#### Requirement
Copy out every record below exactly as written, but leave out any pictures.
-- Start Given entries --
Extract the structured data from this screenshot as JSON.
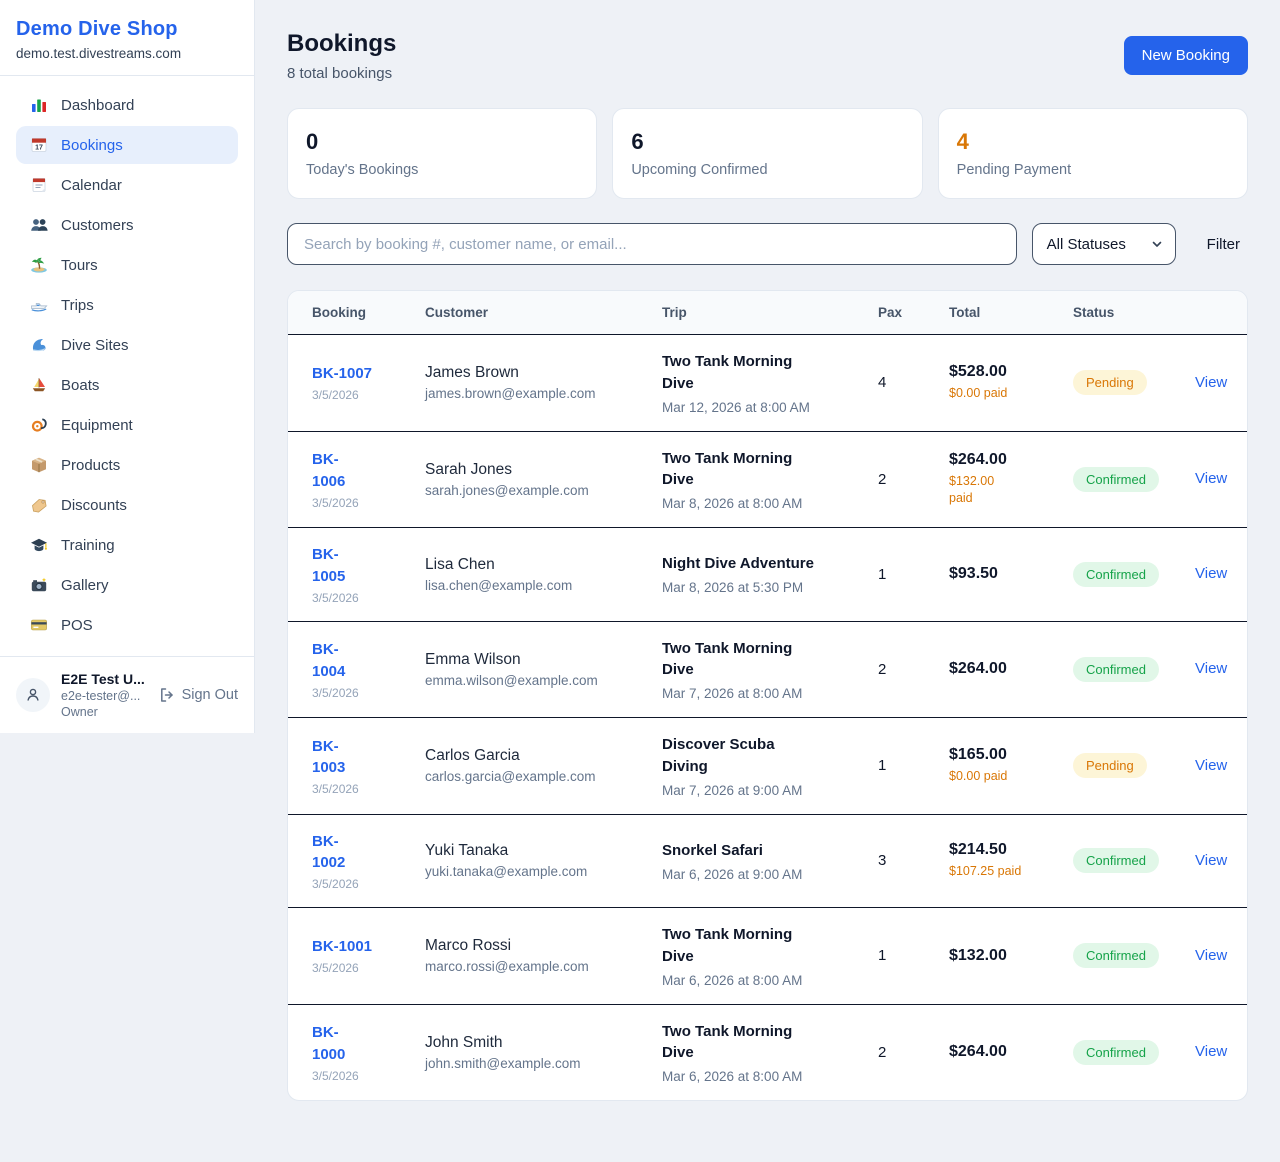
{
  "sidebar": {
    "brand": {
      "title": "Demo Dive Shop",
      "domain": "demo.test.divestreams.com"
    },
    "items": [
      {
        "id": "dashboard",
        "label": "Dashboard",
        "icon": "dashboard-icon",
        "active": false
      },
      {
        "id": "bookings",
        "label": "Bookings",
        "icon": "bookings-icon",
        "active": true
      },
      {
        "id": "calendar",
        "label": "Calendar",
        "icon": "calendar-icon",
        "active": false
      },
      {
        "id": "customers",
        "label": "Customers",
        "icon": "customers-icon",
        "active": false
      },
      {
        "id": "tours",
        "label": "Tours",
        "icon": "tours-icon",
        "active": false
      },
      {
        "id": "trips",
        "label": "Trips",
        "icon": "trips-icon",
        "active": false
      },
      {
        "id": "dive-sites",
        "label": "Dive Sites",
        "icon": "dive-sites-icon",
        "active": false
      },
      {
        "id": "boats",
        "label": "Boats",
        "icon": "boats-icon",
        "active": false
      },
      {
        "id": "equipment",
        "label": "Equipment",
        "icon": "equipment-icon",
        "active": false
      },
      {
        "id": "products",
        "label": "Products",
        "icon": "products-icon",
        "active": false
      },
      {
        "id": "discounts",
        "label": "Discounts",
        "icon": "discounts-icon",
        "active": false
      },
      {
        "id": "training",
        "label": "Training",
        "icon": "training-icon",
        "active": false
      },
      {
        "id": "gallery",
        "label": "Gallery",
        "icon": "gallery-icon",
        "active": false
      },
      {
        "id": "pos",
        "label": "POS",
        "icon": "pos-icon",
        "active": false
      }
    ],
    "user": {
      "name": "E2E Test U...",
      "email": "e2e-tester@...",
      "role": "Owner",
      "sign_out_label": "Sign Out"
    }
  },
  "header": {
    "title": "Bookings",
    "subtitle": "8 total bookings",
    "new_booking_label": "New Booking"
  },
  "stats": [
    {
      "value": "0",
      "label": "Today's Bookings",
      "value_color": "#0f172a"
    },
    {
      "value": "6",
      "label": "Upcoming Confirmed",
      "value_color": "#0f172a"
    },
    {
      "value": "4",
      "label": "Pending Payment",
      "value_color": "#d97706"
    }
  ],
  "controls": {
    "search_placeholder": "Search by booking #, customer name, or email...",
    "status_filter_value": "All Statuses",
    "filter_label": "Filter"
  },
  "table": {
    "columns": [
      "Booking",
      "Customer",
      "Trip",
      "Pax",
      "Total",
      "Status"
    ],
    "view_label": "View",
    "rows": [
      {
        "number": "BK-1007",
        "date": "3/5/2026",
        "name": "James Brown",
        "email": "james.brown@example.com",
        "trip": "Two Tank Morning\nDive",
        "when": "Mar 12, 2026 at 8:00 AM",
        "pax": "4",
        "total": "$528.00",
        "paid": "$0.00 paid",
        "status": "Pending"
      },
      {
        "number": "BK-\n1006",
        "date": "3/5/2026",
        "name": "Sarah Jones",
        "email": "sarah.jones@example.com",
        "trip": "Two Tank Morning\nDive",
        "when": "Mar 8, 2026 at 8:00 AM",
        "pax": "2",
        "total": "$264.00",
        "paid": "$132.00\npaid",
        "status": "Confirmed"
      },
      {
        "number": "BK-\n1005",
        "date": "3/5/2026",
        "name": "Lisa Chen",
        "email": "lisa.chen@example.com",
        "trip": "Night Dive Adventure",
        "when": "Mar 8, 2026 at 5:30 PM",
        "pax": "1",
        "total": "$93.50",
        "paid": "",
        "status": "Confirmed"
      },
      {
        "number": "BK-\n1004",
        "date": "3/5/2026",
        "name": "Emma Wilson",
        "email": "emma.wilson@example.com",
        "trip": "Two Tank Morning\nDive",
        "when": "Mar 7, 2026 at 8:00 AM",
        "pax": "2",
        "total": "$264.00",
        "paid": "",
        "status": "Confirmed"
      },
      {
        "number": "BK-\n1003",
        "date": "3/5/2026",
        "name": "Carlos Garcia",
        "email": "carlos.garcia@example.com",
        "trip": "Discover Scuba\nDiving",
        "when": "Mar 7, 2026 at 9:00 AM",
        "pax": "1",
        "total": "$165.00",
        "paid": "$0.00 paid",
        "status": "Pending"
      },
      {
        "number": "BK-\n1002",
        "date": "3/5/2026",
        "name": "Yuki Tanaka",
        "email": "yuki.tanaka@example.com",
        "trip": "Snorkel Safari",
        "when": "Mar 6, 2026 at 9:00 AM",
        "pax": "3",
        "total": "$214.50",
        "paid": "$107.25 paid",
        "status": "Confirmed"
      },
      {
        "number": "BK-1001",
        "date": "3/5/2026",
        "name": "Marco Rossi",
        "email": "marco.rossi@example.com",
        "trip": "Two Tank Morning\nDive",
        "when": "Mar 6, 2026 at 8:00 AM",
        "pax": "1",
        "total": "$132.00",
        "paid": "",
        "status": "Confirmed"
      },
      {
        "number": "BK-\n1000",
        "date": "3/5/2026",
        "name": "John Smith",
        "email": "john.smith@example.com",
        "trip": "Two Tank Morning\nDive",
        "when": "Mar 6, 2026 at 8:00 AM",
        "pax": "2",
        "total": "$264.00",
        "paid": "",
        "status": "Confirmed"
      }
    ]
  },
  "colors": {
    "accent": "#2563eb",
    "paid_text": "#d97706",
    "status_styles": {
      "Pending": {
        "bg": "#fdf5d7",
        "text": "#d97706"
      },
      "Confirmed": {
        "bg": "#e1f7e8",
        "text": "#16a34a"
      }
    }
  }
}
-- End Given entries --
#### Result
Extract the structured data from this screenshot as JSON.
{
  "sidebar": {
    "brand": {
      "title": "Demo Dive Shop",
      "domain": "demo.test.divestreams.com"
    },
    "items": [
      {
        "id": "dashboard",
        "label": "Dashboard",
        "icon": "dashboard-icon",
        "active": false
      },
      {
        "id": "bookings",
        "label": "Bookings",
        "icon": "bookings-icon",
        "active": true
      },
      {
        "id": "calendar",
        "label": "Calendar",
        "icon": "calendar-icon",
        "active": false
      },
      {
        "id": "customers",
        "label": "Customers",
        "icon": "customers-icon",
        "active": false
      },
      {
        "id": "tours",
        "label": "Tours",
        "icon": "tours-icon",
        "active": false
      },
      {
        "id": "trips",
        "label": "Trips",
        "icon": "trips-icon",
        "active": false
      },
      {
        "id": "dive-sites",
        "label": "Dive Sites",
        "icon": "dive-sites-icon",
        "active": false
      },
      {
        "id": "boats",
        "label": "Boats",
        "icon": "boats-icon",
        "active": false
      },
      {
        "id": "equipment",
        "label": "Equipment",
        "icon": "equipment-icon",
        "active": false
      },
      {
        "id": "products",
        "label": "Products",
        "icon": "products-icon",
        "active": false
      },
      {
        "id": "discounts",
        "label": "Discounts",
        "icon": "discounts-icon",
        "active": false
      },
      {
        "id": "training",
        "label": "Training",
        "icon": "training-icon",
        "active": false
      },
      {
        "id": "gallery",
        "label": "Gallery",
        "icon": "gallery-icon",
        "active": false
      },
      {
        "id": "pos",
        "label": "POS",
        "icon": "pos-icon",
        "active": false
      }
    ],
    "user": {
      "name": "E2E Test U...",
      "email": "e2e-tester@...",
      "role": "Owner",
      "sign_out_label": "Sign Out"
    }
  },
  "header": {
    "title": "Bookings",
    "subtitle": "8 total bookings",
    "new_booking_label": "New Booking"
  },
  "stats": [
    {
      "value": "0",
      "label": "Today's Bookings",
      "value_color": "#0f172a"
    },
    {
      "value": "6",
      "label": "Upcoming Confirmed",
      "value_color": "#0f172a"
    },
    {
      "value": "4",
      "label": "Pending Payment",
      "value_color": "#d97706"
    }
  ],
  "controls": {
    "search_placeholder": "Search by booking #, customer name, or email...",
    "status_filter_value": "All Statuses",
    "filter_label": "Filter"
  },
  "table": {
    "columns": [
      "Booking",
      "Customer",
      "Trip",
      "Pax",
      "Total",
      "Status"
    ],
    "view_label": "View",
    "rows": [
      {
        "number": "BK-1007",
        "date": "3/5/2026",
        "name": "James Brown",
        "email": "james.brown@example.com",
        "trip": "Two Tank Morning\nDive",
        "when": "Mar 12, 2026 at 8:00 AM",
        "pax": "4",
        "total": "$528.00",
        "paid": "$0.00 paid",
        "status": "Pending"
      },
      {
        "number": "BK-\n1006",
        "date": "3/5/2026",
        "name": "Sarah Jones",
        "email": "sarah.jones@example.com",
        "trip": "Two Tank Morning\nDive",
        "when": "Mar 8, 2026 at 8:00 AM",
        "pax": "2",
        "total": "$264.00",
        "paid": "$132.00\npaid",
        "status": "Confirmed"
      },
      {
        "number": "BK-\n1005",
        "date": "3/5/2026",
        "name": "Lisa Chen",
        "email": "lisa.chen@example.com",
        "trip": "Night Dive Adventure",
        "when": "Mar 8, 2026 at 5:30 PM",
        "pax": "1",
        "total": "$93.50",
        "paid": "",
        "status": "Confirmed"
      },
      {
        "number": "BK-\n1004",
        "date": "3/5/2026",
        "name": "Emma Wilson",
        "email": "emma.wilson@example.com",
        "trip": "Two Tank Morning\nDive",
        "when": "Mar 7, 2026 at 8:00 AM",
        "pax": "2",
        "total": "$264.00",
        "paid": "",
        "status": "Confirmed"
      },
      {
        "number": "BK-\n1003",
        "date": "3/5/2026",
        "name": "Carlos Garcia",
        "email": "carlos.garcia@example.com",
        "trip": "Discover Scuba\nDiving",
        "when": "Mar 7, 2026 at 9:00 AM",
        "pax": "1",
        "total": "$165.00",
        "paid": "$0.00 paid",
        "status": "Pending"
      },
      {
        "number": "BK-\n1002",
        "date": "3/5/2026",
        "name": "Yuki Tanaka",
        "email": "yuki.tanaka@example.com",
        "trip": "Snorkel Safari",
        "when": "Mar 6, 2026 at 9:00 AM",
        "pax": "3",
        "total": "$214.50",
        "paid": "$107.25 paid",
        "status": "Confirmed"
      },
      {
        "number": "BK-1001",
        "date": "3/5/2026",
        "name": "Marco Rossi",
        "email": "marco.rossi@example.com",
        "trip": "Two Tank Morning\nDive",
        "when": "Mar 6, 2026 at 8:00 AM",
        "pax": "1",
        "total": "$132.00",
        "paid": "",
        "status": "Confirmed"
      },
      {
        "number": "BK-\n1000",
        "date": "3/5/2026",
        "name": "John Smith",
        "email": "john.smith@example.com",
        "trip": "Two Tank Morning\nDive",
        "when": "Mar 6, 2026 at 8:00 AM",
        "pax": "2",
        "total": "$264.00",
        "paid": "",
        "status": "Confirmed"
      }
    ]
  },
  "colors": {
    "accent": "#2563eb",
    "paid_text": "#d97706",
    "status_styles": {
      "Pending": {
        "bg": "#fdf5d7",
        "text": "#d97706"
      },
      "Confirmed": {
        "bg": "#e1f7e8",
        "text": "#16a34a"
      }
    }
  }
}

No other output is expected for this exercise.